*SET PROBLEM*:
Look through the data and write out every line with the word "STADT" in it.

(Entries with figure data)
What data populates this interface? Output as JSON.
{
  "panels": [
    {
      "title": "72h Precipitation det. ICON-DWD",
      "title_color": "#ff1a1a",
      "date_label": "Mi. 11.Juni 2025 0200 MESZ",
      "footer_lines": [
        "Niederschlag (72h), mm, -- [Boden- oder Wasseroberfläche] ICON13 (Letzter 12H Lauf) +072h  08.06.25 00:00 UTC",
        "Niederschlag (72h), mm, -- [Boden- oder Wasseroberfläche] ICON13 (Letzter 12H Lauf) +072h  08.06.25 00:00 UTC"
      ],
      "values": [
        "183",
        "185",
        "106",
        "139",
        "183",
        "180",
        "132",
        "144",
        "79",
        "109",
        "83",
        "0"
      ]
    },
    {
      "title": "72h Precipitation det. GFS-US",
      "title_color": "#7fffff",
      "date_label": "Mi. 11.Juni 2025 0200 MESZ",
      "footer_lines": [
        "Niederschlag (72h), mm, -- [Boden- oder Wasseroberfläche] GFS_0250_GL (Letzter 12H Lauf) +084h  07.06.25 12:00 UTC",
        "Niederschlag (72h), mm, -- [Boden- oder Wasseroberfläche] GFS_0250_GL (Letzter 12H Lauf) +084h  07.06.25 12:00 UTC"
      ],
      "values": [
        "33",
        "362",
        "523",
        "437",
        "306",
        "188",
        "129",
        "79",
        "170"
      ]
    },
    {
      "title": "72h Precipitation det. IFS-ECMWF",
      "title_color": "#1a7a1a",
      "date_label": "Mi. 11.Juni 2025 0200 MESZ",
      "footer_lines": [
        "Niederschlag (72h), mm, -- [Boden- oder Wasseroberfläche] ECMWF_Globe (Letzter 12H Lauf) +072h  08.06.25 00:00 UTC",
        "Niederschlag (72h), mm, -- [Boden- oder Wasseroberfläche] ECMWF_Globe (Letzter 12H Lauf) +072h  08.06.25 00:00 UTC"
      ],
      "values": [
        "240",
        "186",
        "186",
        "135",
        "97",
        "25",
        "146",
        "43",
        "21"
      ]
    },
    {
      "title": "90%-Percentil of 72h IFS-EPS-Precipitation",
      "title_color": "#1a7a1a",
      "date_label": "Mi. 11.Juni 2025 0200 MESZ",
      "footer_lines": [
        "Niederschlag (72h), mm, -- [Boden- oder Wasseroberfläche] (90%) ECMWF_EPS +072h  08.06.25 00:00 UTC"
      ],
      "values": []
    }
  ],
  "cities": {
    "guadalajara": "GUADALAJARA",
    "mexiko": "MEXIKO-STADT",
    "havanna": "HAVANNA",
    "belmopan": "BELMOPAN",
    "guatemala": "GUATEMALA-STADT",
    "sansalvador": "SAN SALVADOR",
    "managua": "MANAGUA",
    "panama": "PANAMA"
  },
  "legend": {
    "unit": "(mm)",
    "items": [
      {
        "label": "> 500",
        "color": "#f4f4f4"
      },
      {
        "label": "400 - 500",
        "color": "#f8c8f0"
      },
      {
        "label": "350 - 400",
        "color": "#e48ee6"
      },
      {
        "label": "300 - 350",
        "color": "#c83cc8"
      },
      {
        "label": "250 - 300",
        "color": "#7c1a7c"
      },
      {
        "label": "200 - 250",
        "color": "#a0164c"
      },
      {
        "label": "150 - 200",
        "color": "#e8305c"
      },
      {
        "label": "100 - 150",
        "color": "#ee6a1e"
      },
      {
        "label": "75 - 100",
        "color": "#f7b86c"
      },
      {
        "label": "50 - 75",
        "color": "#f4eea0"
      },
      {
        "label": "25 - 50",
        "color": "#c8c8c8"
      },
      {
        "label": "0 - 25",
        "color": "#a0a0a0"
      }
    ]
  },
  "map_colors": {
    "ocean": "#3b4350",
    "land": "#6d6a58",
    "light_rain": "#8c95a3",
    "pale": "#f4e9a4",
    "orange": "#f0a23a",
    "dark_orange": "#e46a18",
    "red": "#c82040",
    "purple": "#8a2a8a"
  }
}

*SOLUTION TO THE PROBLEM*:
    "mexiko": "MEXIKO-STADT",
    "guatemala": "GUATEMALA-STADT",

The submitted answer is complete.